■ Task instructions ■
Go through the listing and copy each line with the string "ekoizpena".

■ Extracted records ■
»»

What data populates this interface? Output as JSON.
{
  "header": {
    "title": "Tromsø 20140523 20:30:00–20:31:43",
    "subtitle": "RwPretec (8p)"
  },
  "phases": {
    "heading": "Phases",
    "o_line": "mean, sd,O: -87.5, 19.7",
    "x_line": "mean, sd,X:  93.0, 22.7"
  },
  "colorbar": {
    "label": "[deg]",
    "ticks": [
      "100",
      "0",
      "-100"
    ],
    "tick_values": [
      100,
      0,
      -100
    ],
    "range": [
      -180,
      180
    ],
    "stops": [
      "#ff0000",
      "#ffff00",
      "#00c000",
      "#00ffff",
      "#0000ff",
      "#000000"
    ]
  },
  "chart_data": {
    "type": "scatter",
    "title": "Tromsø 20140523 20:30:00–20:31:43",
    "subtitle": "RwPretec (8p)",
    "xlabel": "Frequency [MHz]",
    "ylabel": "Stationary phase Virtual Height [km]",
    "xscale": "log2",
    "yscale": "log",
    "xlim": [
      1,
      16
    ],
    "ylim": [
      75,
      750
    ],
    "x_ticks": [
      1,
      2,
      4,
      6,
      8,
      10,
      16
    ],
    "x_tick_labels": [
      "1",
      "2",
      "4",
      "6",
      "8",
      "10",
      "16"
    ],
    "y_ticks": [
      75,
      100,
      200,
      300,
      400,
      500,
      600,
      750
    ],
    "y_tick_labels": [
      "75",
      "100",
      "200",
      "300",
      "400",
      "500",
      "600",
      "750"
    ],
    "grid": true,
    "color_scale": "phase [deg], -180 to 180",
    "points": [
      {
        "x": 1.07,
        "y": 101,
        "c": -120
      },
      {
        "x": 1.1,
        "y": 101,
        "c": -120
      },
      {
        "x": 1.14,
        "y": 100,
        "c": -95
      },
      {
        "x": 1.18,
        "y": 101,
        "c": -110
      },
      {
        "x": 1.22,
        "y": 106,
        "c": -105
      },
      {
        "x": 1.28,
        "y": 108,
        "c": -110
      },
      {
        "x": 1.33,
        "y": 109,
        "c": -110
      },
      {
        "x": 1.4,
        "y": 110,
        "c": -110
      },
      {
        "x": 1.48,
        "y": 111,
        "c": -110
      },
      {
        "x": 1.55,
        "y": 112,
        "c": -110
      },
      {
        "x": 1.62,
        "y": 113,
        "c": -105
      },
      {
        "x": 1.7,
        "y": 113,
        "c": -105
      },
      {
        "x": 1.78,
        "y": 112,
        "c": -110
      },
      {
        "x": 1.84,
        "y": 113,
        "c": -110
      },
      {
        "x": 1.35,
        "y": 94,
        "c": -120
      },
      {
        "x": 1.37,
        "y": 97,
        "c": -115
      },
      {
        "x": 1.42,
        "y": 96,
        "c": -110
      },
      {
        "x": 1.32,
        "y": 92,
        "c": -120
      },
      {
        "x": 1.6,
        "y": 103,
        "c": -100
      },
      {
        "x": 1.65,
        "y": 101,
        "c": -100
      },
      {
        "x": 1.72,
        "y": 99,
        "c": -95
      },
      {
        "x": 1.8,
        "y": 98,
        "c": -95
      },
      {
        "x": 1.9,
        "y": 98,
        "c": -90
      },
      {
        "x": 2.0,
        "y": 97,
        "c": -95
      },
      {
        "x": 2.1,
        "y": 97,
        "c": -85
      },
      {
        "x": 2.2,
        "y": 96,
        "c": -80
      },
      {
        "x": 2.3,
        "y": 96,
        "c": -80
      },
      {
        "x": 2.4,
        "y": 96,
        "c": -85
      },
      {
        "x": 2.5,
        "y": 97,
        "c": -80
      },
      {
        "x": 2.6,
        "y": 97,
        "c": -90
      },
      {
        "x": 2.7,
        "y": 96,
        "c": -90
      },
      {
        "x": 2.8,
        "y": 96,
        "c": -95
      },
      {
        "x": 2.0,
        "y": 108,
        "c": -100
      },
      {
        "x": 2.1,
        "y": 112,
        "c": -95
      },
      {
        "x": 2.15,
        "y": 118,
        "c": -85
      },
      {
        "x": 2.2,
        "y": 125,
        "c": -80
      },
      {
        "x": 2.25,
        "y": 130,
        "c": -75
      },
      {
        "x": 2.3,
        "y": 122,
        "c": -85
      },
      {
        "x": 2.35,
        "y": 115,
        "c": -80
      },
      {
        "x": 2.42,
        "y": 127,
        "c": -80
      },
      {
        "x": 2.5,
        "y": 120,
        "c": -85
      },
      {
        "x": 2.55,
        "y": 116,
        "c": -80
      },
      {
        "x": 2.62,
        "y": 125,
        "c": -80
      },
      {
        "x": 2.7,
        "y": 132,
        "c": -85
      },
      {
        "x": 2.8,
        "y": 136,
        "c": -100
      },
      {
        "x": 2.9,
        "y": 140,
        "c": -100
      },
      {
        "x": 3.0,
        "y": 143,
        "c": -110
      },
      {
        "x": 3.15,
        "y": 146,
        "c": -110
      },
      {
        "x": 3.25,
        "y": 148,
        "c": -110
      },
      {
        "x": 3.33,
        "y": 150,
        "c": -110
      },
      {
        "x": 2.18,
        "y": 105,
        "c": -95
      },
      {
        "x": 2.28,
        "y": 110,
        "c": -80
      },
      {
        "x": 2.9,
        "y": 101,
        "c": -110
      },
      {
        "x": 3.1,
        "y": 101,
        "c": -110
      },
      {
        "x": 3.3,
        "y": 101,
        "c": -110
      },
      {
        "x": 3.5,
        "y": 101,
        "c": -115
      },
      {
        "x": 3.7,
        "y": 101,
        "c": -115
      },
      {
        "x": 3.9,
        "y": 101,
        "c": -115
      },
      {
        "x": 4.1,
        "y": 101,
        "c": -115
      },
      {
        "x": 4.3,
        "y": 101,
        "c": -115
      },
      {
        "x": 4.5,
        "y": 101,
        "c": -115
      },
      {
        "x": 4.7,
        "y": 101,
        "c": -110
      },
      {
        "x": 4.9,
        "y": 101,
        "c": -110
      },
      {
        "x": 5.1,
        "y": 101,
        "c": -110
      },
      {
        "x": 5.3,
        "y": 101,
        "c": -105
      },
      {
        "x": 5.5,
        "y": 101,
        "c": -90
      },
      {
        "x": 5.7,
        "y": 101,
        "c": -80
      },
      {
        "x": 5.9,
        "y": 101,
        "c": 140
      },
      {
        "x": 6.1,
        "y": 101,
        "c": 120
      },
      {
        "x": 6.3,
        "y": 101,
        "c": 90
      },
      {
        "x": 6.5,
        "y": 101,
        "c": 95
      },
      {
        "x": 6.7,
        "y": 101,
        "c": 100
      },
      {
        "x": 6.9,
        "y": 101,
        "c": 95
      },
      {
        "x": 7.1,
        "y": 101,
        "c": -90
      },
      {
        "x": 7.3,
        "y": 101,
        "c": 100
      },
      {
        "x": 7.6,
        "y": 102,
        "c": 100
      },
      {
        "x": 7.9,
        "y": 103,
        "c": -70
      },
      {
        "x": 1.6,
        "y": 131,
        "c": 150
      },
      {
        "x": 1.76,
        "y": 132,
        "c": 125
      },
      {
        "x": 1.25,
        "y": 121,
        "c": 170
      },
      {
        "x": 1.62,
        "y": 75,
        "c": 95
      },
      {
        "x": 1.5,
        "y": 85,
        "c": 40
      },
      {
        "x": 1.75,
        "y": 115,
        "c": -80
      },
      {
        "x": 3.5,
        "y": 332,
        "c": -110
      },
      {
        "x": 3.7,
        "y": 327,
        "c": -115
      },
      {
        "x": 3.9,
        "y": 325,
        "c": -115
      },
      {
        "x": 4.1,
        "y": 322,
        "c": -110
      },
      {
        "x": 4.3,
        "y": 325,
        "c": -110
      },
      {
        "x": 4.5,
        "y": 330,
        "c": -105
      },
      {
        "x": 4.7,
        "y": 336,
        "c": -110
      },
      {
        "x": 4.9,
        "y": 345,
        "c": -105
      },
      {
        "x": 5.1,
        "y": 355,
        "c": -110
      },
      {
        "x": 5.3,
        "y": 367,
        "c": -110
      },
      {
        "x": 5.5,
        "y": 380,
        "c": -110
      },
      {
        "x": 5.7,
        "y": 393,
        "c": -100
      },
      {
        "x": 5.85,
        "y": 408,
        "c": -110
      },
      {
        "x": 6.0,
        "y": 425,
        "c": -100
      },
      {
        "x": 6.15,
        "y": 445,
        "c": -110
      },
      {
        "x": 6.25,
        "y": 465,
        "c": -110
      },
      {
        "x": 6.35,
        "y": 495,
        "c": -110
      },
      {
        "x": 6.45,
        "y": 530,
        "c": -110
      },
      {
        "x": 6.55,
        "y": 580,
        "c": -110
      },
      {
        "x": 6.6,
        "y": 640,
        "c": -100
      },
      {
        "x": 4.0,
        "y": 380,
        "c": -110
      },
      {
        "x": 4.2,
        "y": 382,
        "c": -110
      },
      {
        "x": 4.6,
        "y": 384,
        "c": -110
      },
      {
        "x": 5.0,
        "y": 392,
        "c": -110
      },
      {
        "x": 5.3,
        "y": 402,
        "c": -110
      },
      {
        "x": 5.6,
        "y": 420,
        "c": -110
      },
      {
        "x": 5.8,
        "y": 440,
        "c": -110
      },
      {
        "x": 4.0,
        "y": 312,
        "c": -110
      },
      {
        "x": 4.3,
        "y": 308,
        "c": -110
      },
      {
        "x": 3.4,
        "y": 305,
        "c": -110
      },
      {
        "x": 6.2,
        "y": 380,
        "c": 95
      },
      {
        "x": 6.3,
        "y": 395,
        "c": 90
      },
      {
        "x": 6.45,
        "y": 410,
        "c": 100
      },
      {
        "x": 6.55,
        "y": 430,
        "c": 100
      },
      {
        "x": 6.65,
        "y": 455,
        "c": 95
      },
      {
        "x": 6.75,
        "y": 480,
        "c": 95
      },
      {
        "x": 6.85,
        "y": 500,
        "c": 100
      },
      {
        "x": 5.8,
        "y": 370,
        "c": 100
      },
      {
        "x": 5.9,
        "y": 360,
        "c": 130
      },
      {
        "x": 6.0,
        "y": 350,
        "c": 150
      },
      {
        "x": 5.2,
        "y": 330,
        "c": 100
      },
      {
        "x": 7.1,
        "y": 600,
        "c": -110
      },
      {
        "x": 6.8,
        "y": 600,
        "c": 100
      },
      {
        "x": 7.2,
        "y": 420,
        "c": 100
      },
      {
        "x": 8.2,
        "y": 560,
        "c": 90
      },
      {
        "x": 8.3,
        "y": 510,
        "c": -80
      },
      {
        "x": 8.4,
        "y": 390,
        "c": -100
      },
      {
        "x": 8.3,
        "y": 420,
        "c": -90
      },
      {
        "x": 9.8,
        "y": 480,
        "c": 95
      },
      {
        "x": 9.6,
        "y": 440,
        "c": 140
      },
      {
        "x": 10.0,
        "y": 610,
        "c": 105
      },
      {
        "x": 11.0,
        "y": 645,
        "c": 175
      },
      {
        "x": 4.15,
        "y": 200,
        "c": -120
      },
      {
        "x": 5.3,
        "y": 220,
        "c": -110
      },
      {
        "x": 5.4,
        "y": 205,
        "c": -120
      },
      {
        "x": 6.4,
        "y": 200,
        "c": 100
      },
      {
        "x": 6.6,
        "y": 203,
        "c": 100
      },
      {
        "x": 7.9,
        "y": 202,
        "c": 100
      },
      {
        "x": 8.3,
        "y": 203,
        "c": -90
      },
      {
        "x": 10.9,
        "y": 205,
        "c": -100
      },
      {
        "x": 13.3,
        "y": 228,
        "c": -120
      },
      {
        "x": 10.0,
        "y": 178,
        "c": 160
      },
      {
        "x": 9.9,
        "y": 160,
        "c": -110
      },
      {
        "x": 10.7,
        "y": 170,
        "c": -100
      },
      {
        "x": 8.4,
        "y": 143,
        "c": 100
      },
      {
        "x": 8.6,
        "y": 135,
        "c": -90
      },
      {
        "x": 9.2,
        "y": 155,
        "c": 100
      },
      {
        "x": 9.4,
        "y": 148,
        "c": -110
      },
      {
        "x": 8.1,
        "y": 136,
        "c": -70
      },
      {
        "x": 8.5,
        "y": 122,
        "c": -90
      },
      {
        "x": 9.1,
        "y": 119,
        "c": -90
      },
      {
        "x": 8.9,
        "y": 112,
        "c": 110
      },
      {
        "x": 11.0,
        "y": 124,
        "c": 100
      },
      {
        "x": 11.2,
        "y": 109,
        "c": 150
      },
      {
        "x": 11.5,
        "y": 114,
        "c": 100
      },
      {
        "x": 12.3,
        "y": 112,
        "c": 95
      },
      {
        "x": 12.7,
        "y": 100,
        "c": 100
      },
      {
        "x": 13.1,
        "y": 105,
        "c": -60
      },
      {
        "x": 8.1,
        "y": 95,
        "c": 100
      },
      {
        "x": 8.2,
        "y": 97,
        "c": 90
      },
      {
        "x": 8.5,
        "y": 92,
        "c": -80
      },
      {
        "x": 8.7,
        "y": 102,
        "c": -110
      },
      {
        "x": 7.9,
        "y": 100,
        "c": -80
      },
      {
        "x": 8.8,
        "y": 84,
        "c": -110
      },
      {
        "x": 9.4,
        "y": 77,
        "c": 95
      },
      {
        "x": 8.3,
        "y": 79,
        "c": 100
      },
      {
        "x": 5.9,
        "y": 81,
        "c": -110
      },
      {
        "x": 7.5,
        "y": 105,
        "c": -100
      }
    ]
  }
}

««
»»

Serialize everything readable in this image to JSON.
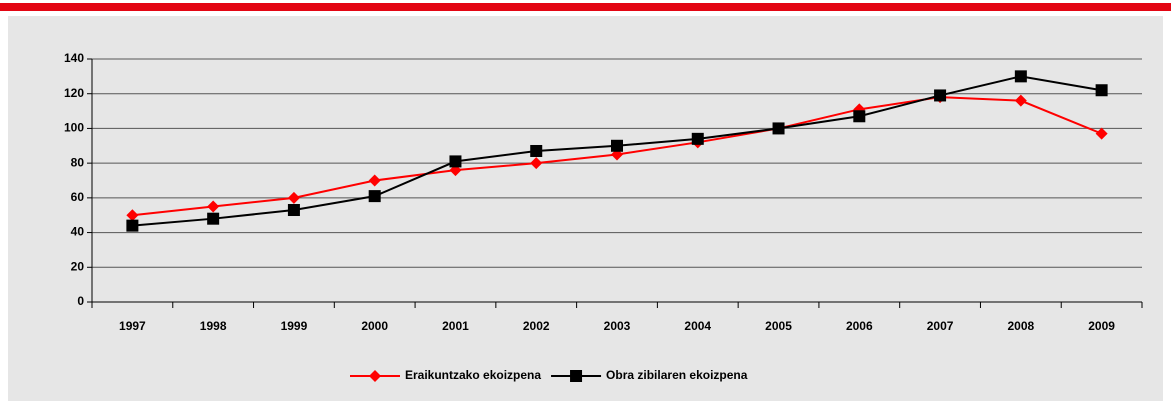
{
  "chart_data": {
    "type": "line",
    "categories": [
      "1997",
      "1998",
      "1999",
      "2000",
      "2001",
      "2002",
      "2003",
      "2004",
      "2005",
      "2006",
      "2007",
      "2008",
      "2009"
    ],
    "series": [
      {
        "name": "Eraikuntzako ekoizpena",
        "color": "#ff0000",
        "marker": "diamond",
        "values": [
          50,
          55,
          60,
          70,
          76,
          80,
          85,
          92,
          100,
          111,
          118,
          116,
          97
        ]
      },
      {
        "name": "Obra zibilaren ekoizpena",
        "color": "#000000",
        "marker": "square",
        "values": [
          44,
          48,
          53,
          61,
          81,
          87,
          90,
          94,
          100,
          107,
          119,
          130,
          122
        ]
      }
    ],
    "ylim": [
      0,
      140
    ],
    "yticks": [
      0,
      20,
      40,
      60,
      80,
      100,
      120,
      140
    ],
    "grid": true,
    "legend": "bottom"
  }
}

««

■ Task result ■
        "name": "Eraikuntzako ekoizpena",
        "name": "Obra zibilaren ekoizpena",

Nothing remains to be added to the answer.